List each line of the data that holds the string "comes".

---*---

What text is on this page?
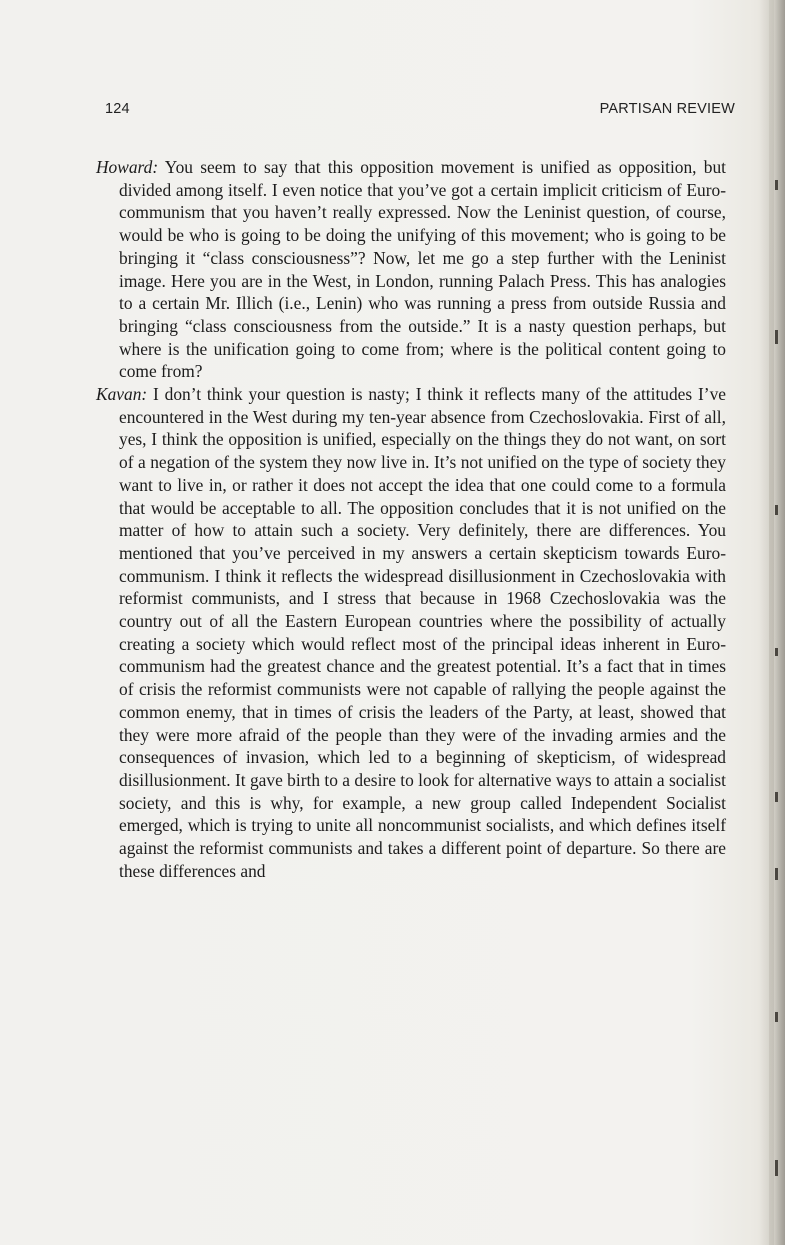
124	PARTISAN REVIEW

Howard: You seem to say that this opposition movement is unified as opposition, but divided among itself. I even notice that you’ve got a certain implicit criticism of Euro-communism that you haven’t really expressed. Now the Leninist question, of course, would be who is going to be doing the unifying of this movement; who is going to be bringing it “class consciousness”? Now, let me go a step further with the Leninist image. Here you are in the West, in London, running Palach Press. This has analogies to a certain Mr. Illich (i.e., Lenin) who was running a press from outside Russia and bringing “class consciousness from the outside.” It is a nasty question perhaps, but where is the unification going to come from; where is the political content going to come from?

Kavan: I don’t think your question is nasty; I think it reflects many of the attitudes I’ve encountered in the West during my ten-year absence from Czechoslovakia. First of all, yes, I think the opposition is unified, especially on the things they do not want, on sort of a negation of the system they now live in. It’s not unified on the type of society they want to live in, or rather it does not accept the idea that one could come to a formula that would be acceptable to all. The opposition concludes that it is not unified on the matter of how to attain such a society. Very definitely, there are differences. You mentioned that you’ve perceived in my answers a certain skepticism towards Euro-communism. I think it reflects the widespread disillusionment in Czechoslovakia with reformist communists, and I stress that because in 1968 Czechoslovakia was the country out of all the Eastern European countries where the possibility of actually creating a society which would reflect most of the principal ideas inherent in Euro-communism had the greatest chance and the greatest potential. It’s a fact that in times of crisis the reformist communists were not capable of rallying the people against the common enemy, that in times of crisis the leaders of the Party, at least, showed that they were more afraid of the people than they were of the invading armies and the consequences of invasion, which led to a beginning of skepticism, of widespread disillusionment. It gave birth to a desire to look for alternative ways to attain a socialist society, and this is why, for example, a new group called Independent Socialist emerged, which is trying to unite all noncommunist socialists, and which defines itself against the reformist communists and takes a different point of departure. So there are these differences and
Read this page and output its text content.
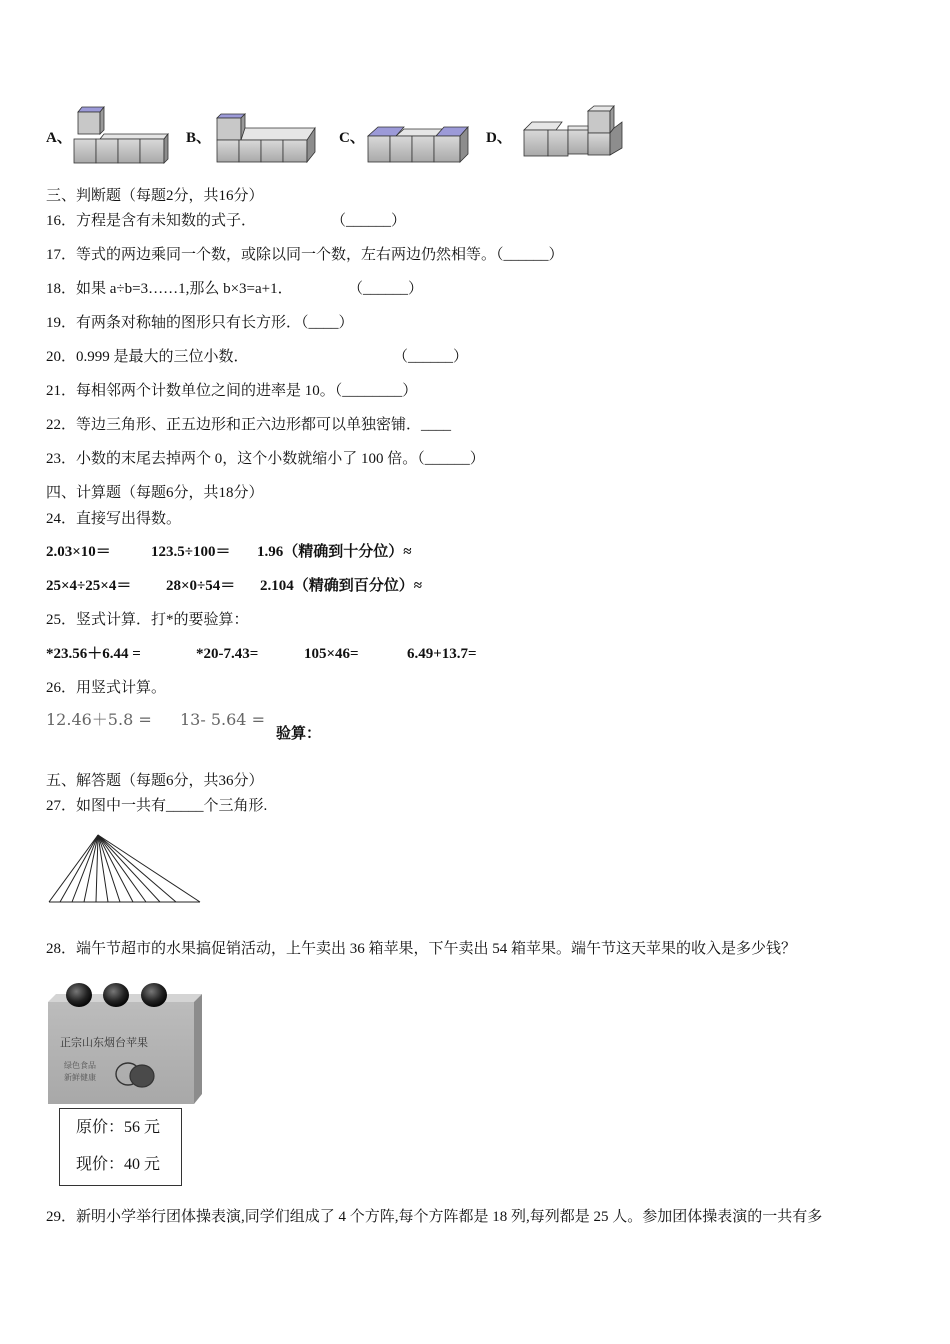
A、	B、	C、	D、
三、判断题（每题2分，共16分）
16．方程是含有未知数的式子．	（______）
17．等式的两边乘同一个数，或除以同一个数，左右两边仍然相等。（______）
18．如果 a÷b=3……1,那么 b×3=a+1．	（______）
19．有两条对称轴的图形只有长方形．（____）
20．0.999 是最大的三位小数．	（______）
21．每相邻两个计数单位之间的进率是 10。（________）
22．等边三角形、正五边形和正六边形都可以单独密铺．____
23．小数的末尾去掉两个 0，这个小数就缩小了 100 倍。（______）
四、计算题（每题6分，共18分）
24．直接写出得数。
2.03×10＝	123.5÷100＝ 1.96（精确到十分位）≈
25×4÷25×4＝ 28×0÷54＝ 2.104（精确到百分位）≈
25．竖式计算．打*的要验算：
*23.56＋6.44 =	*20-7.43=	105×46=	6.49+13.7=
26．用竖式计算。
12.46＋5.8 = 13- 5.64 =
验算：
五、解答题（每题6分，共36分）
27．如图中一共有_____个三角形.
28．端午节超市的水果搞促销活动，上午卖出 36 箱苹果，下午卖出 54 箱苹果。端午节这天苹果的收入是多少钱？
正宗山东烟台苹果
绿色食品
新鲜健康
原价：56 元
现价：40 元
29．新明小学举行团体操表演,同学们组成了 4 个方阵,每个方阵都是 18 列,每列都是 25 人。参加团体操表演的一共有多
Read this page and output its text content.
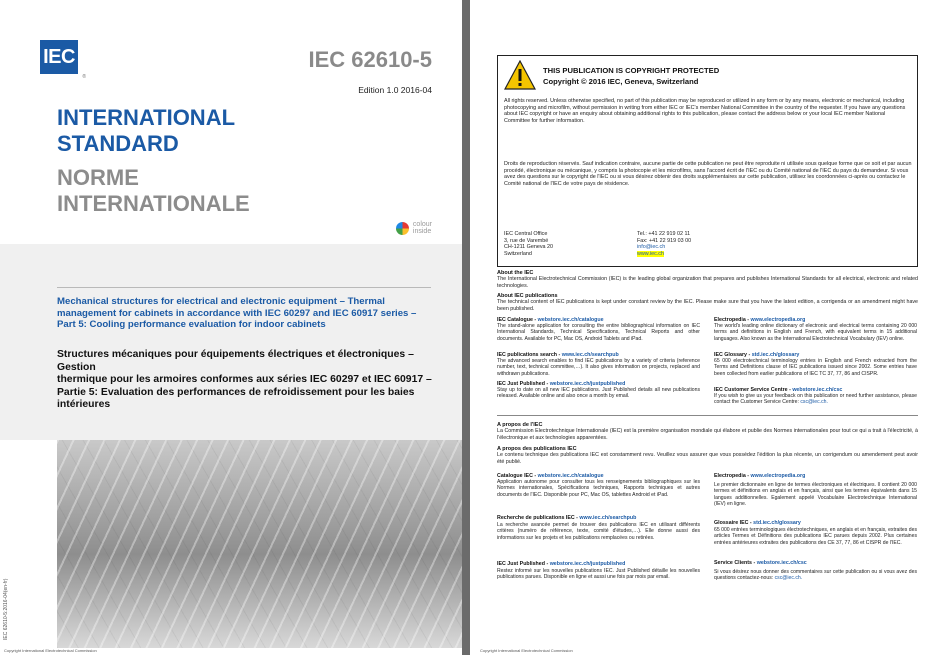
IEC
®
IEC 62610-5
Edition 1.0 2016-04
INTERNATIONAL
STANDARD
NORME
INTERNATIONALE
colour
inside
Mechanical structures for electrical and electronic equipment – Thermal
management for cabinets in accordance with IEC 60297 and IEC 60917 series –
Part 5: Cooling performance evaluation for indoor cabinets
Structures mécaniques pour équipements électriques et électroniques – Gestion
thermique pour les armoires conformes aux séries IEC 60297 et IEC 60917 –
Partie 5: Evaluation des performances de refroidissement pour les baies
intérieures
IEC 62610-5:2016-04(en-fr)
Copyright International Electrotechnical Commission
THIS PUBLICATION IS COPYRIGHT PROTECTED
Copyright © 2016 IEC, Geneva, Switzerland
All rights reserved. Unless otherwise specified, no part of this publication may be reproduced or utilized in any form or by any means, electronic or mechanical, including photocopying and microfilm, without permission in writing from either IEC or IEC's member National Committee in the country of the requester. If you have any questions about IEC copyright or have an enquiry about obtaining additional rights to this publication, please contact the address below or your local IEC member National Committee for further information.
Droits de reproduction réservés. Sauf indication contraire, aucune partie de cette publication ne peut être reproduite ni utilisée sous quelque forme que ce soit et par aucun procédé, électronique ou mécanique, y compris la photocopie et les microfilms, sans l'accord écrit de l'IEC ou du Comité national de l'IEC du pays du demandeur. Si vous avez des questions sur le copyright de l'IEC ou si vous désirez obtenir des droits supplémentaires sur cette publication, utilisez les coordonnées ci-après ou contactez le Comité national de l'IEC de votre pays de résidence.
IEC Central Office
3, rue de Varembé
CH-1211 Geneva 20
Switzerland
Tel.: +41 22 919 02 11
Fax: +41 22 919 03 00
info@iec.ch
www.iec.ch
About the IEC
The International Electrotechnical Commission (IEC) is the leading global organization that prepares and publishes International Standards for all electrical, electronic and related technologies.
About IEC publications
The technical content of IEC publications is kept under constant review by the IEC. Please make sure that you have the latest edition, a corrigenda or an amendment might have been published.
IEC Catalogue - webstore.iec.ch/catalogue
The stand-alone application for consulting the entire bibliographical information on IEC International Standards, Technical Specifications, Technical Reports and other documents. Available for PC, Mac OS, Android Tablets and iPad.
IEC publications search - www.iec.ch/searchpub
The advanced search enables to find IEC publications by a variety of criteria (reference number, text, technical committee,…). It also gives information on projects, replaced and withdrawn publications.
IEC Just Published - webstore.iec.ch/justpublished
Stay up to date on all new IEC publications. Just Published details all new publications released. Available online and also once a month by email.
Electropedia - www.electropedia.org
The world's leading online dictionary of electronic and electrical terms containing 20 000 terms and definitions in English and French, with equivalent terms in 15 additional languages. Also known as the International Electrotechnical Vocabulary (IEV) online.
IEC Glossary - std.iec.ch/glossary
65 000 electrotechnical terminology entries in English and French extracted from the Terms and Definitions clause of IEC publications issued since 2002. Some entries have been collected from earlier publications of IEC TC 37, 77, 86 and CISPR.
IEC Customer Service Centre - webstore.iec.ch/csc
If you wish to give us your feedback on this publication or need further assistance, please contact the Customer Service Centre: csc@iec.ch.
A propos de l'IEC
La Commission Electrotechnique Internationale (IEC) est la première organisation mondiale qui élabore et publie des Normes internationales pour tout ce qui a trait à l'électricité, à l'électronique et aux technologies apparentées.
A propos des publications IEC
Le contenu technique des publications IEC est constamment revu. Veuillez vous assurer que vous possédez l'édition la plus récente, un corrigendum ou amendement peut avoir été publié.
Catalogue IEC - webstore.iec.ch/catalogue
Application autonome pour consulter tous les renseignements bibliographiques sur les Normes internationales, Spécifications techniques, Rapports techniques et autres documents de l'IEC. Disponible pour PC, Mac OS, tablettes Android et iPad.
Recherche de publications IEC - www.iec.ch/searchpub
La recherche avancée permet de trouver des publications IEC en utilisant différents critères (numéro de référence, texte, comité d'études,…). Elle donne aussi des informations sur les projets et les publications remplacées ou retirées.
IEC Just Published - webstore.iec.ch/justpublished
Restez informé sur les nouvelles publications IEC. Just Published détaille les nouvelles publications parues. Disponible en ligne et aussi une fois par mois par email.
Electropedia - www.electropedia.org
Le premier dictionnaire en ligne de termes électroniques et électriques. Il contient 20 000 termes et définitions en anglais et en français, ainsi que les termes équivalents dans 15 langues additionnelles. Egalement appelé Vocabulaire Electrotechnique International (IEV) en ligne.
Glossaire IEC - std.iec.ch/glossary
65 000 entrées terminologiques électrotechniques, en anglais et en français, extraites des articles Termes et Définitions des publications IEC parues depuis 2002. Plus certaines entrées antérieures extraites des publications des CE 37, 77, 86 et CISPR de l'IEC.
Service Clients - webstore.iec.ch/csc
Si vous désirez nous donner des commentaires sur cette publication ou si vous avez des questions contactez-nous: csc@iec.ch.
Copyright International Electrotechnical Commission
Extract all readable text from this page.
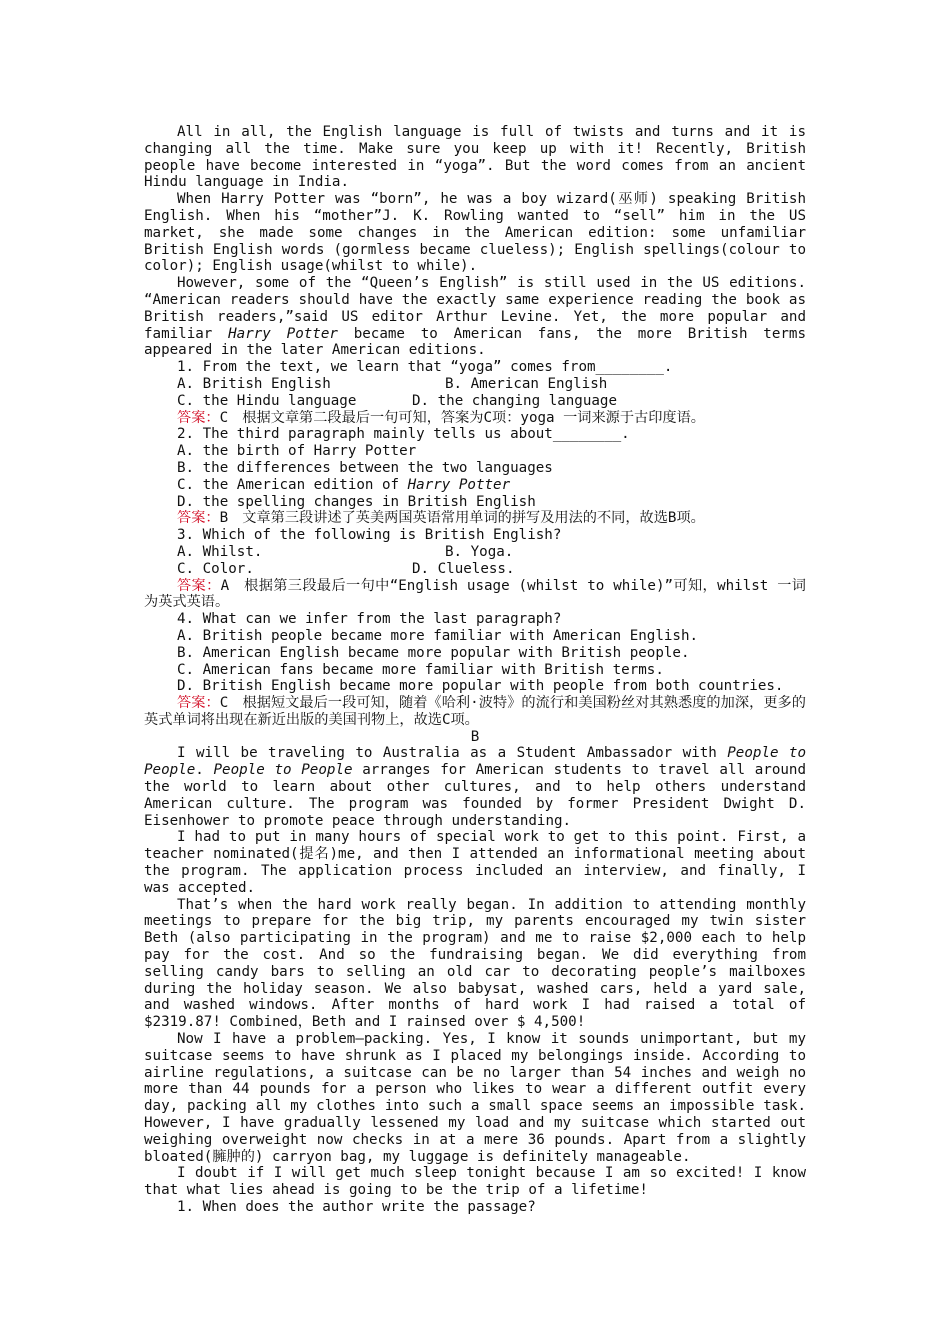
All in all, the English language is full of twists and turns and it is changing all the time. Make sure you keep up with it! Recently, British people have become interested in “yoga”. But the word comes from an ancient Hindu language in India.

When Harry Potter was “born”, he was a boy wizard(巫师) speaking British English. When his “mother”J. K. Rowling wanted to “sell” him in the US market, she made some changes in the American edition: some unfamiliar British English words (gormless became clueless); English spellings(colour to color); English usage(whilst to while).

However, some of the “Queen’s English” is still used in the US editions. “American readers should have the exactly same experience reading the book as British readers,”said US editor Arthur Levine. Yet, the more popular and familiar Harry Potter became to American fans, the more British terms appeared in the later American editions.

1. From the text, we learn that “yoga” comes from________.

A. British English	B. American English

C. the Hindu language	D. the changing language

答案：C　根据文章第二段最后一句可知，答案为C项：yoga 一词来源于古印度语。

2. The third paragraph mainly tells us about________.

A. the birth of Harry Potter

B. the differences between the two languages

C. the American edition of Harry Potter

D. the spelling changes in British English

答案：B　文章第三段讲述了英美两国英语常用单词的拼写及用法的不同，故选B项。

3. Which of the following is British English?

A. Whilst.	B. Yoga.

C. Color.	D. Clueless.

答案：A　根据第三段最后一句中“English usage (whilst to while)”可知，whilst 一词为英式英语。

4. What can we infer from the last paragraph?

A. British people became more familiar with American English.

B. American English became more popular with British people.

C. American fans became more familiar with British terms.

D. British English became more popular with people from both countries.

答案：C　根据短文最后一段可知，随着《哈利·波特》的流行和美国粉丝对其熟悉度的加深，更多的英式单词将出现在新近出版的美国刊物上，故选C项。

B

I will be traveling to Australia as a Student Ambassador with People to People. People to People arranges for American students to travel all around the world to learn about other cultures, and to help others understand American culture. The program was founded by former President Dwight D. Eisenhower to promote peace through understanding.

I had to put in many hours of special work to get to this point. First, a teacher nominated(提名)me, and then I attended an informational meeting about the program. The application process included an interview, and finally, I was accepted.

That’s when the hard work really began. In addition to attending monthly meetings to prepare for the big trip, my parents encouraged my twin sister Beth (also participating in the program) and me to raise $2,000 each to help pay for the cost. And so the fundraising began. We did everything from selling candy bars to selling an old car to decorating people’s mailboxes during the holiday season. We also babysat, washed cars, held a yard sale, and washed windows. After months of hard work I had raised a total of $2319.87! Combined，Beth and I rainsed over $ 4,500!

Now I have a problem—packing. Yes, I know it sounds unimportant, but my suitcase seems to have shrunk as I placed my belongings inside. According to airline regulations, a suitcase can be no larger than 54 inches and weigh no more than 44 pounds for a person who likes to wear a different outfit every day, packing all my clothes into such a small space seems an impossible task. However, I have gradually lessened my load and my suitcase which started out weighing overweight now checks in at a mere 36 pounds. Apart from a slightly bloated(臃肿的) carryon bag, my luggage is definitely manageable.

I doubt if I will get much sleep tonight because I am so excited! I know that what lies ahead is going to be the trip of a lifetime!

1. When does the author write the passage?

---*---

| EXERCISE RESULT |
All in all, the English language is full of twists and turns and it is changing all the time. Make sure you keep up with it! Recently, British people have become interested in “yoga”. But the word comes from an ancient Hindu language in India.
1. From the text, we learn that “yoga” comes from________.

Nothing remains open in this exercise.